─── Records shown ───
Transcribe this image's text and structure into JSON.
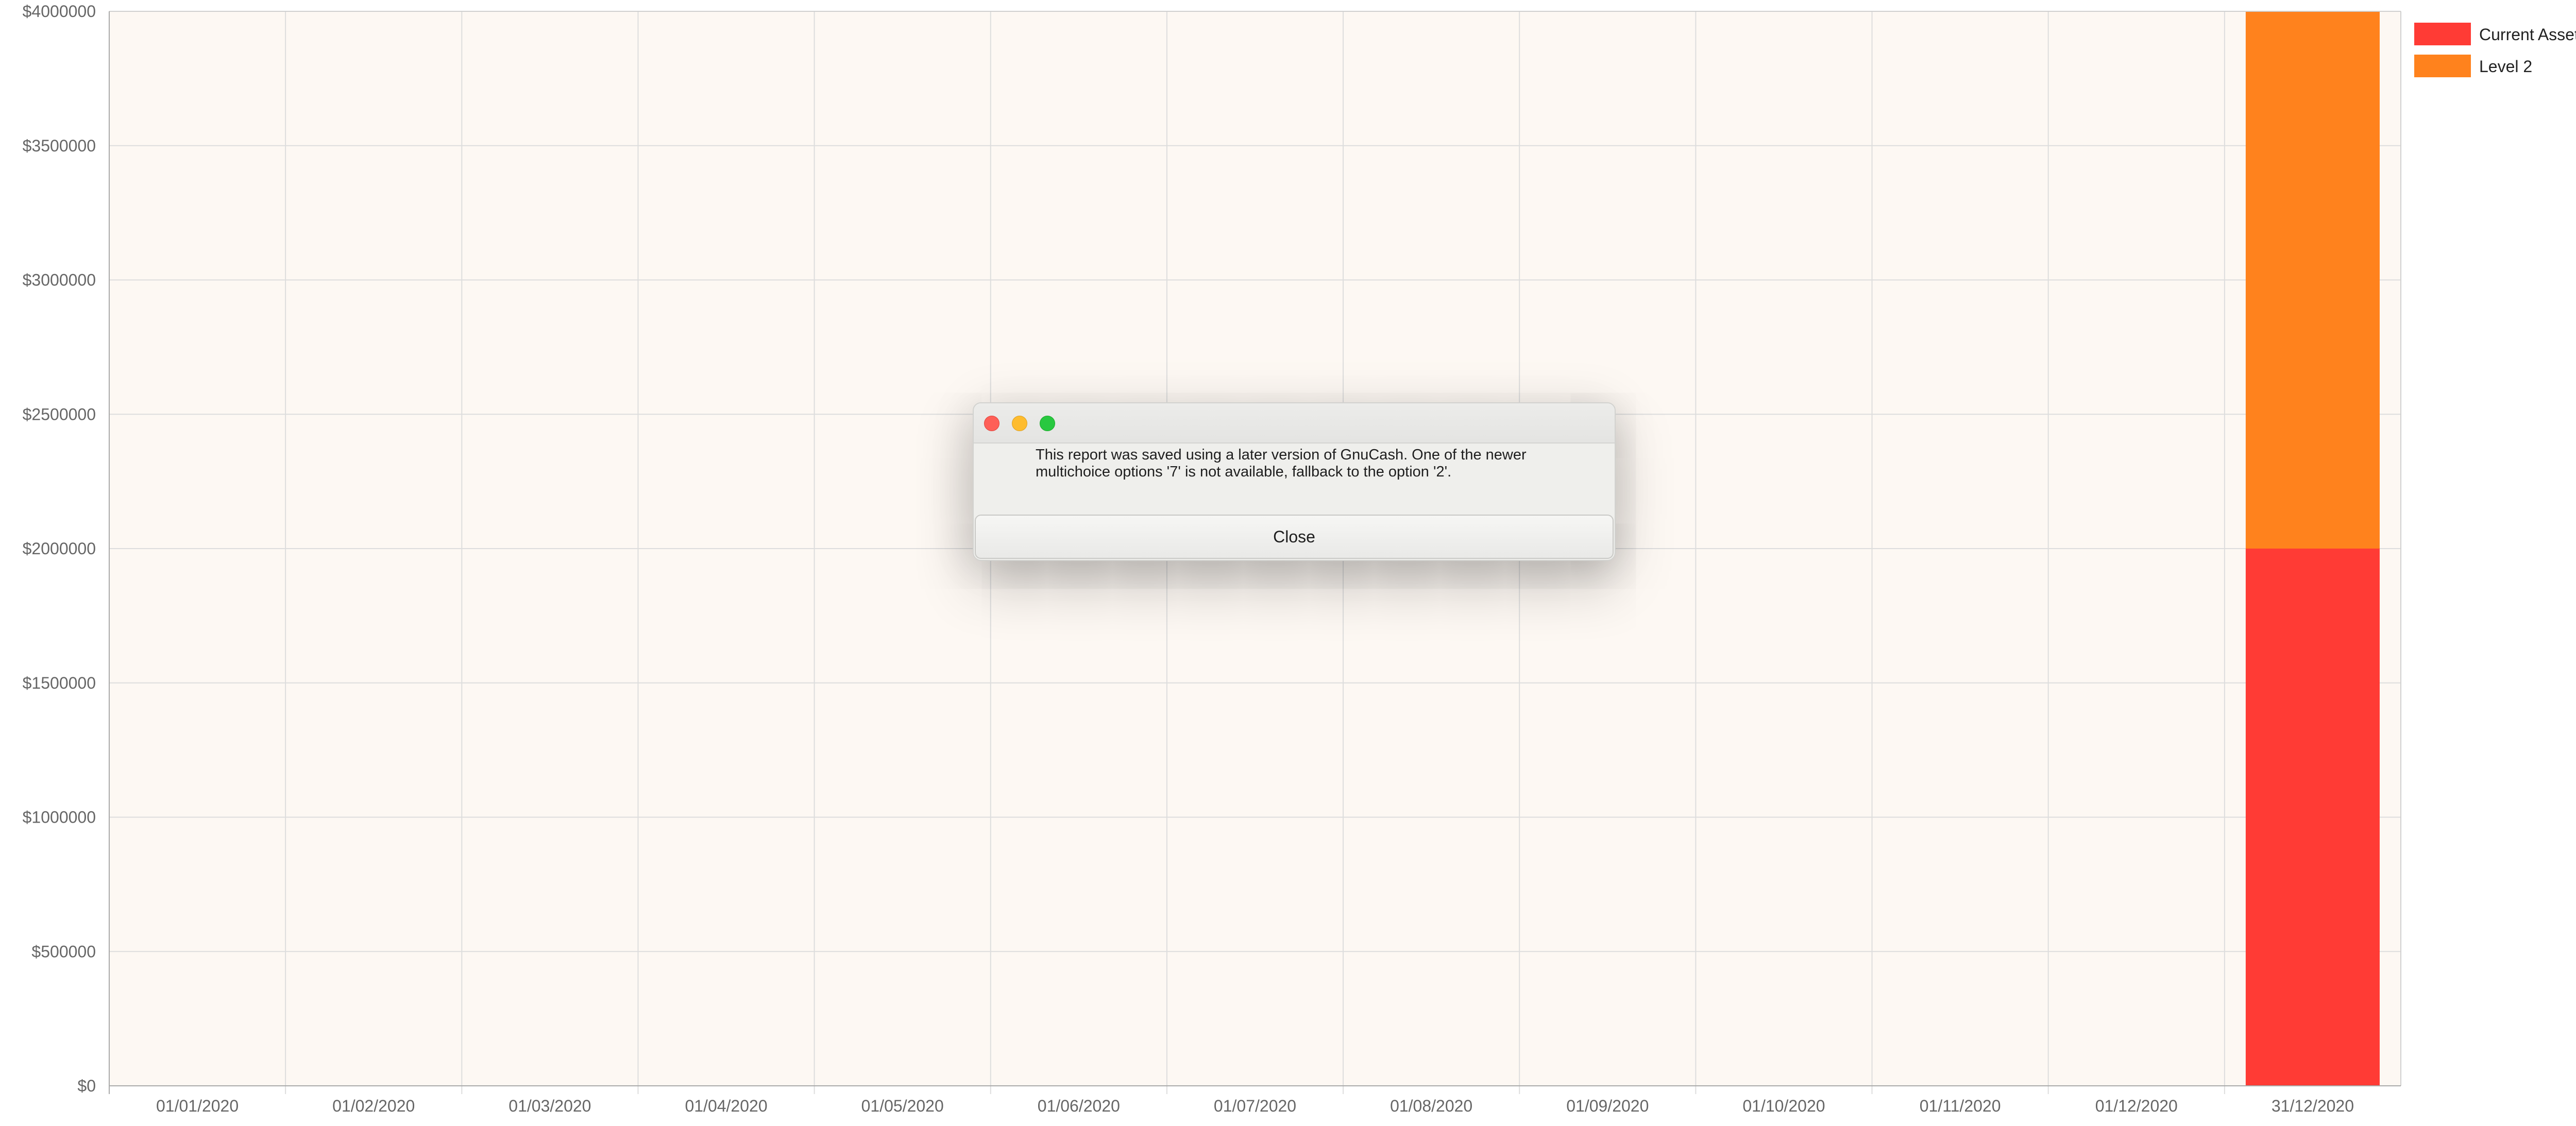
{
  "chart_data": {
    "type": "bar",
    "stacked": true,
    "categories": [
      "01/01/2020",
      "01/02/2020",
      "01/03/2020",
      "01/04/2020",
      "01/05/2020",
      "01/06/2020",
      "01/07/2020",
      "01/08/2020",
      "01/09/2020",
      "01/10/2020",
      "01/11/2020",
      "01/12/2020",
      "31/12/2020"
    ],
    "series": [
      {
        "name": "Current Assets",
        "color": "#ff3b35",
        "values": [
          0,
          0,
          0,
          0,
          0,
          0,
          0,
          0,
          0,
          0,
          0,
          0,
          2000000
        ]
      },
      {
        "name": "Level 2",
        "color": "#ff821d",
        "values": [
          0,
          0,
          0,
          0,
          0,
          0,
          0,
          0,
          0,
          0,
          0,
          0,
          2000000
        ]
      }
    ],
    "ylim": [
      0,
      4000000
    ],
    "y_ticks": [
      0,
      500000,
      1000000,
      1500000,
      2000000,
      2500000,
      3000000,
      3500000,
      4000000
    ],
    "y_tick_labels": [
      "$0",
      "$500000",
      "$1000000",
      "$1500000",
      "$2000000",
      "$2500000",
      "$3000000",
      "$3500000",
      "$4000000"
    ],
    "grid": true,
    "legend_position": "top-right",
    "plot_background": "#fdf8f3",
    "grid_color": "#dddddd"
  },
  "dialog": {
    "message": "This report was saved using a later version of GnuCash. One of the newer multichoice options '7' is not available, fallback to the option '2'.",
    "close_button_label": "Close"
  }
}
───
### [Goal]
Restate the records word for word, omitting images.

### [Full output]
Transcribe this image's text and structure into JSON.
{
  "chart_data": {
    "type": "bar",
    "stacked": true,
    "categories": [
      "01/01/2020",
      "01/02/2020",
      "01/03/2020",
      "01/04/2020",
      "01/05/2020",
      "01/06/2020",
      "01/07/2020",
      "01/08/2020",
      "01/09/2020",
      "01/10/2020",
      "01/11/2020",
      "01/12/2020",
      "31/12/2020"
    ],
    "series": [
      {
        "name": "Current Assets",
        "color": "#ff3b35",
        "values": [
          0,
          0,
          0,
          0,
          0,
          0,
          0,
          0,
          0,
          0,
          0,
          0,
          2000000
        ]
      },
      {
        "name": "Level 2",
        "color": "#ff821d",
        "values": [
          0,
          0,
          0,
          0,
          0,
          0,
          0,
          0,
          0,
          0,
          0,
          0,
          2000000
        ]
      }
    ],
    "ylim": [
      0,
      4000000
    ],
    "y_ticks": [
      0,
      500000,
      1000000,
      1500000,
      2000000,
      2500000,
      3000000,
      3500000,
      4000000
    ],
    "y_tick_labels": [
      "$0",
      "$500000",
      "$1000000",
      "$1500000",
      "$2000000",
      "$2500000",
      "$3000000",
      "$3500000",
      "$4000000"
    ],
    "grid": true,
    "legend_position": "top-right",
    "plot_background": "#fdf8f3",
    "grid_color": "#dddddd"
  },
  "dialog": {
    "message": "This report was saved using a later version of GnuCash. One of the newer multichoice options '7' is not available, fallback to the option '2'.",
    "close_button_label": "Close"
  }
}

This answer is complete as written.